◆ **The exercise**
For the data below, work out how many lines contain the word "Rock" and supply only that number.

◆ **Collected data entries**
----------------------------------------
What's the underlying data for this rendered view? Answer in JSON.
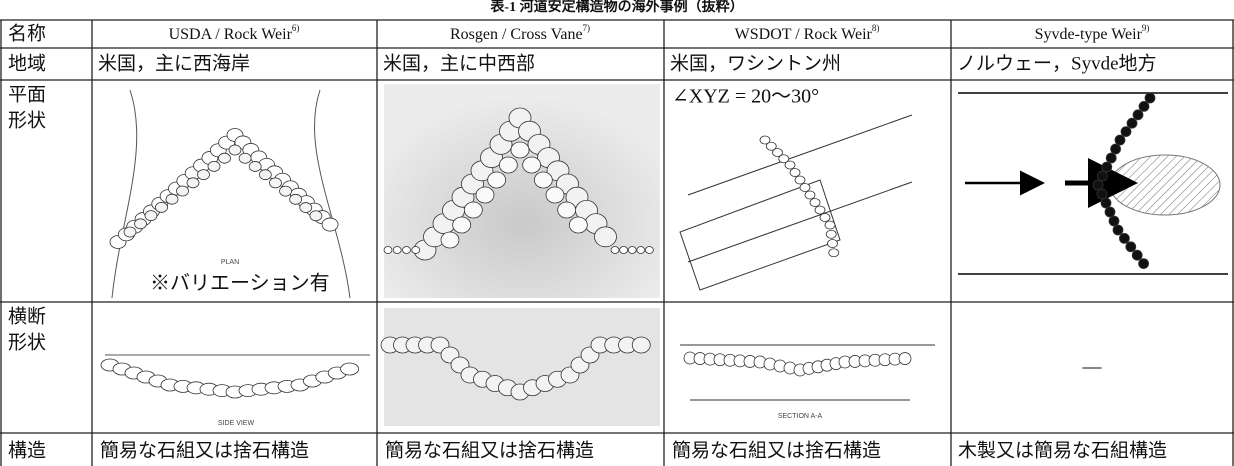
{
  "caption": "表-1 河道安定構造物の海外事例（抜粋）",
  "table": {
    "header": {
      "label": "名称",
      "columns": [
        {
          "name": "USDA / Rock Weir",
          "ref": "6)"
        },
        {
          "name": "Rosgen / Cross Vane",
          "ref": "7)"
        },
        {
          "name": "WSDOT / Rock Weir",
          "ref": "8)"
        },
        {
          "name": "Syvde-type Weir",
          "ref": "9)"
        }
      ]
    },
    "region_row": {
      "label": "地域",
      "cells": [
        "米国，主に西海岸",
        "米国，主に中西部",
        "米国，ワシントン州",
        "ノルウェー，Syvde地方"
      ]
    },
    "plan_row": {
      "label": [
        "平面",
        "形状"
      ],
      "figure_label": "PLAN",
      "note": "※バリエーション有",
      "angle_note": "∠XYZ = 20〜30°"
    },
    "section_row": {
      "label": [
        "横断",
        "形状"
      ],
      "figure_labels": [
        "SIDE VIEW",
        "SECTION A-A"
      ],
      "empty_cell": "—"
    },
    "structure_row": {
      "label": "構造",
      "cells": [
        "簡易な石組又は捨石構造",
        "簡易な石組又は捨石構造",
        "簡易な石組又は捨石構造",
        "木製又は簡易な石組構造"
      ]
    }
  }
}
----------------------------------------
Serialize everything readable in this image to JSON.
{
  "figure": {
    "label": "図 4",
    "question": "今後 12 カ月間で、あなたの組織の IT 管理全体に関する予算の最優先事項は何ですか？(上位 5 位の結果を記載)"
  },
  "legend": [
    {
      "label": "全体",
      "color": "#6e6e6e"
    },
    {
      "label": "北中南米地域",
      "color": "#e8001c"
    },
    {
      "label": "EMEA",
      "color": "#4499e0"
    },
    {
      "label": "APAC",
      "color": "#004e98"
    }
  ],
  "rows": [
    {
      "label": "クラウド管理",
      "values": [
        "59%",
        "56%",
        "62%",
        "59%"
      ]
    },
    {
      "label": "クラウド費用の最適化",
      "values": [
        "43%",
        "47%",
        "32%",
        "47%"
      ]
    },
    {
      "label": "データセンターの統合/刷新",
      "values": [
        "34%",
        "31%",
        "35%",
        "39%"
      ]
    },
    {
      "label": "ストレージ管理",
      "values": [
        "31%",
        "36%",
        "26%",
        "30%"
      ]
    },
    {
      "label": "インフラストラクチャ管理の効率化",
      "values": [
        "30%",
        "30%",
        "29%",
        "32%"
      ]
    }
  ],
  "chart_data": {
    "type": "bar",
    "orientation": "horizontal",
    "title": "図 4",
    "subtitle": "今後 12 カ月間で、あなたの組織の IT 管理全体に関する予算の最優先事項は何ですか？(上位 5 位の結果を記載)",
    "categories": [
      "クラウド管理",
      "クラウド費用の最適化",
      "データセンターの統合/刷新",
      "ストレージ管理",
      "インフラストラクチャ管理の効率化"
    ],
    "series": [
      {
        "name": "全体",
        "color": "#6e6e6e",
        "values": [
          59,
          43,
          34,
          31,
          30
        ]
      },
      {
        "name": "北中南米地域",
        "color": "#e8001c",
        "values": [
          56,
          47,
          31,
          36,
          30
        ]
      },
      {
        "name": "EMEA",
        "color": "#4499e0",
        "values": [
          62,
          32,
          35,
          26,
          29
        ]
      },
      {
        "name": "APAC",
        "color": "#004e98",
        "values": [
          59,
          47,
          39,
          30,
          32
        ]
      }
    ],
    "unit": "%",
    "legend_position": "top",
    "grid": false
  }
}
----------------------------------------
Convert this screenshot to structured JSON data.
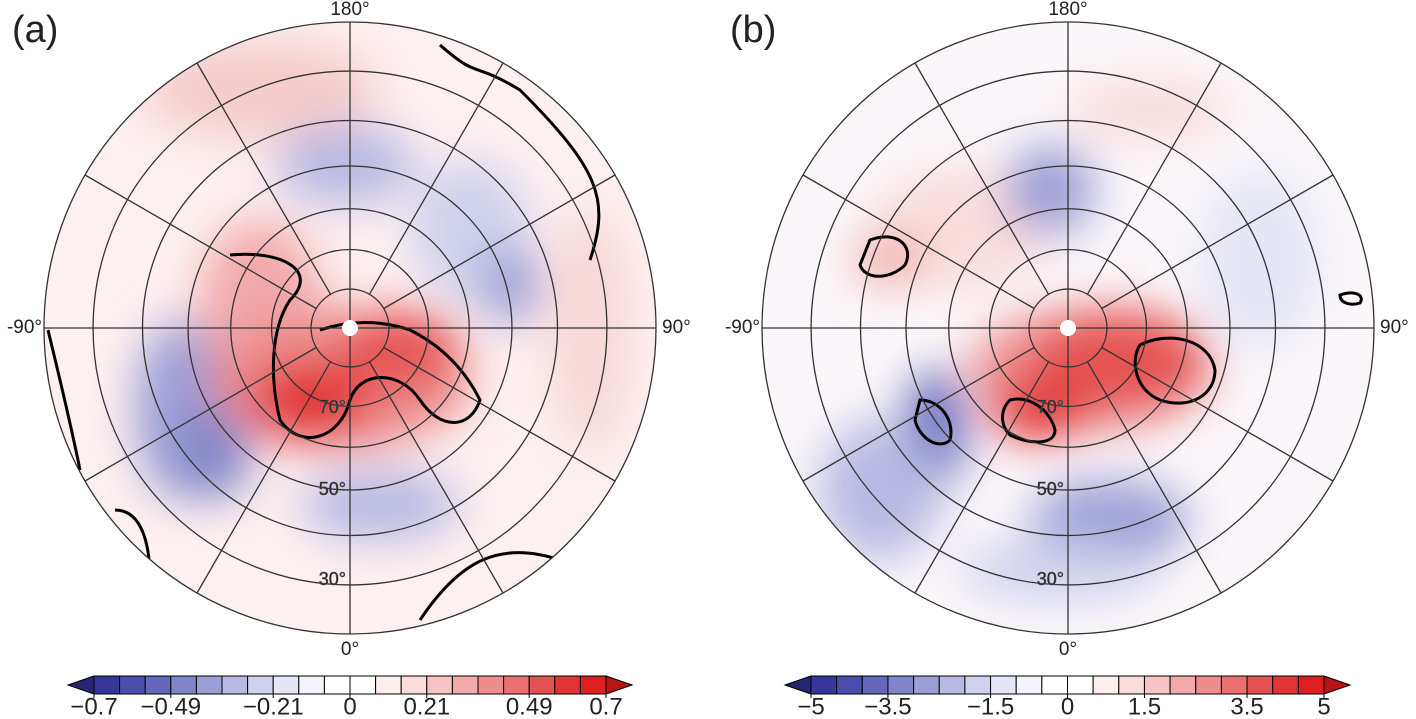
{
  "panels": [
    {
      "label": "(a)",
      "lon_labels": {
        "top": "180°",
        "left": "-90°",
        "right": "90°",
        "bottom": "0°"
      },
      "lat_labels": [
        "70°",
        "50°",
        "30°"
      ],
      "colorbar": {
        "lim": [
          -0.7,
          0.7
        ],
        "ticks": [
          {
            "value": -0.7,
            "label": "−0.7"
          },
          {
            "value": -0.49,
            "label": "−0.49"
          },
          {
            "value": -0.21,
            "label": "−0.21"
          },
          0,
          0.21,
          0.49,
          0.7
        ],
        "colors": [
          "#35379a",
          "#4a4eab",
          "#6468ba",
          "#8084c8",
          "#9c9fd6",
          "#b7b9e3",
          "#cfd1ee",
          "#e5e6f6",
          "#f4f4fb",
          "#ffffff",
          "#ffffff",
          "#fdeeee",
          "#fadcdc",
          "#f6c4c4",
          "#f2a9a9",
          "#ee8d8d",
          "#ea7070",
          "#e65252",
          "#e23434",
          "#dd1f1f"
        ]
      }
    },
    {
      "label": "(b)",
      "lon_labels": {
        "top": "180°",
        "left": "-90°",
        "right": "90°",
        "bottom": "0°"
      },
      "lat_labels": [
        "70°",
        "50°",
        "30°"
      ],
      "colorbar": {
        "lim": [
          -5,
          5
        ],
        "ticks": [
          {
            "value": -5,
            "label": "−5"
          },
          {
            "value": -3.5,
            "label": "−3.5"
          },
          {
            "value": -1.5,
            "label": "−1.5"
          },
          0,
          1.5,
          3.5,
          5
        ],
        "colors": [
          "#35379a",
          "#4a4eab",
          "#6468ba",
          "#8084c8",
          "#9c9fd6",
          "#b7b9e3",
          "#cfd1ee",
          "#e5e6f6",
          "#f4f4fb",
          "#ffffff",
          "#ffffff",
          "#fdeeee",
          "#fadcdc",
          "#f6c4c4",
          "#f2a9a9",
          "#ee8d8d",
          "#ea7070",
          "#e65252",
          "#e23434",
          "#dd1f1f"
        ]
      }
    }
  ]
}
----------------------------------------
◆ **Exercise result**
2